[START]
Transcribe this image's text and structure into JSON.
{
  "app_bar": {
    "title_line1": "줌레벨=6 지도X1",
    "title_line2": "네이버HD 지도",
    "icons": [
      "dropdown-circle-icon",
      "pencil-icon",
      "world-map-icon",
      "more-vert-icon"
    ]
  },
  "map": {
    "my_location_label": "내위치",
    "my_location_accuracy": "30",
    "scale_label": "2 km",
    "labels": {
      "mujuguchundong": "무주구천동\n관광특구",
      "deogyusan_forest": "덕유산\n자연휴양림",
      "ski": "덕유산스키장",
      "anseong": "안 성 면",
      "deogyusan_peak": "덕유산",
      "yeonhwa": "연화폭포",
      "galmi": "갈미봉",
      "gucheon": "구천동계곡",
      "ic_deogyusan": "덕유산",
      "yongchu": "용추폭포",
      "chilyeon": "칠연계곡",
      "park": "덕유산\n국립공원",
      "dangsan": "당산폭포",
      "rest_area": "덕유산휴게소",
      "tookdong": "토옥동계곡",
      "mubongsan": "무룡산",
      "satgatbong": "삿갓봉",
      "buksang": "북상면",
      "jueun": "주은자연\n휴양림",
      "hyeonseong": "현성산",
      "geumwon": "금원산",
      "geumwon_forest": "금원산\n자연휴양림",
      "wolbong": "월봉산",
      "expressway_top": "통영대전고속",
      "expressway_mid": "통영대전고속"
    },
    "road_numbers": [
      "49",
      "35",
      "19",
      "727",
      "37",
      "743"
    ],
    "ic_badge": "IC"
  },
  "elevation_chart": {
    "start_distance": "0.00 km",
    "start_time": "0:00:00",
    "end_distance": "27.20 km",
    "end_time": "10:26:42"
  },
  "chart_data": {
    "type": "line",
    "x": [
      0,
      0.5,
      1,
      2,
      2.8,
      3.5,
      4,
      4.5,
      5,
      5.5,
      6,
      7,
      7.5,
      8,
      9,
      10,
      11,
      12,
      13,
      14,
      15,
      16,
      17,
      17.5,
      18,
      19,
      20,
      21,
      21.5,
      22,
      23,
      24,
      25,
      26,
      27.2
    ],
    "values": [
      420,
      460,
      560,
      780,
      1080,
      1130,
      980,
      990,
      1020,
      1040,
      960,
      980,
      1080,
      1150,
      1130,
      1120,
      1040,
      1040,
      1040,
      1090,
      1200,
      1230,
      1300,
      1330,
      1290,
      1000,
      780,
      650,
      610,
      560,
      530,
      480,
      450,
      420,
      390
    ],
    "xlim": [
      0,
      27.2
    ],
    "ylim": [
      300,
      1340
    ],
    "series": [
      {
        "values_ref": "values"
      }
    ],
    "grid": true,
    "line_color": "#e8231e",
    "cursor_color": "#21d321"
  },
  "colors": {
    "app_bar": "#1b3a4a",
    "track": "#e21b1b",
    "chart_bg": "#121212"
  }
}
[END]
Reproduce the data in full, exactly as presented.

Transcribe this image's text and structure into JSON.
{
  "app_bar": {
    "title_line1": "줌레벨=6 지도X1",
    "title_line2": "네이버HD 지도",
    "icons": [
      "dropdown-circle-icon",
      "pencil-icon",
      "world-map-icon",
      "more-vert-icon"
    ]
  },
  "map": {
    "my_location_label": "내위치",
    "my_location_accuracy": "30",
    "scale_label": "2 km",
    "labels": {
      "mujuguchundong": "무주구천동\n관광특구",
      "deogyusan_forest": "덕유산\n자연휴양림",
      "ski": "덕유산스키장",
      "anseong": "안 성 면",
      "deogyusan_peak": "덕유산",
      "yeonhwa": "연화폭포",
      "galmi": "갈미봉",
      "gucheon": "구천동계곡",
      "ic_deogyusan": "덕유산",
      "yongchu": "용추폭포",
      "chilyeon": "칠연계곡",
      "park": "덕유산\n국립공원",
      "dangsan": "당산폭포",
      "rest_area": "덕유산휴게소",
      "tookdong": "토옥동계곡",
      "mubongsan": "무룡산",
      "satgatbong": "삿갓봉",
      "buksang": "북상면",
      "jueun": "주은자연\n휴양림",
      "hyeonseong": "현성산",
      "geumwon": "금원산",
      "geumwon_forest": "금원산\n자연휴양림",
      "wolbong": "월봉산",
      "expressway_top": "통영대전고속",
      "expressway_mid": "통영대전고속"
    },
    "road_numbers": [
      "49",
      "35",
      "19",
      "727",
      "37",
      "743"
    ],
    "ic_badge": "IC"
  },
  "elevation_chart": {
    "start_distance": "0.00 km",
    "start_time": "0:00:00",
    "end_distance": "27.20 km",
    "end_time": "10:26:42"
  },
  "chart_data": {
    "type": "line",
    "x": [
      0,
      0.5,
      1,
      2,
      2.8,
      3.5,
      4,
      4.5,
      5,
      5.5,
      6,
      7,
      7.5,
      8,
      9,
      10,
      11,
      12,
      13,
      14,
      15,
      16,
      17,
      17.5,
      18,
      19,
      20,
      21,
      21.5,
      22,
      23,
      24,
      25,
      26,
      27.2
    ],
    "values": [
      420,
      460,
      560,
      780,
      1080,
      1130,
      980,
      990,
      1020,
      1040,
      960,
      980,
      1080,
      1150,
      1130,
      1120,
      1040,
      1040,
      1040,
      1090,
      1200,
      1230,
      1300,
      1330,
      1290,
      1000,
      780,
      650,
      610,
      560,
      530,
      480,
      450,
      420,
      390
    ],
    "xlim": [
      0,
      27.2
    ],
    "ylim": [
      300,
      1340
    ],
    "series": [
      {
        "values_ref": "values"
      }
    ],
    "grid": true,
    "line_color": "#e8231e",
    "cursor_color": "#21d321"
  },
  "colors": {
    "app_bar": "#1b3a4a",
    "track": "#e21b1b",
    "chart_bg": "#121212"
  }
}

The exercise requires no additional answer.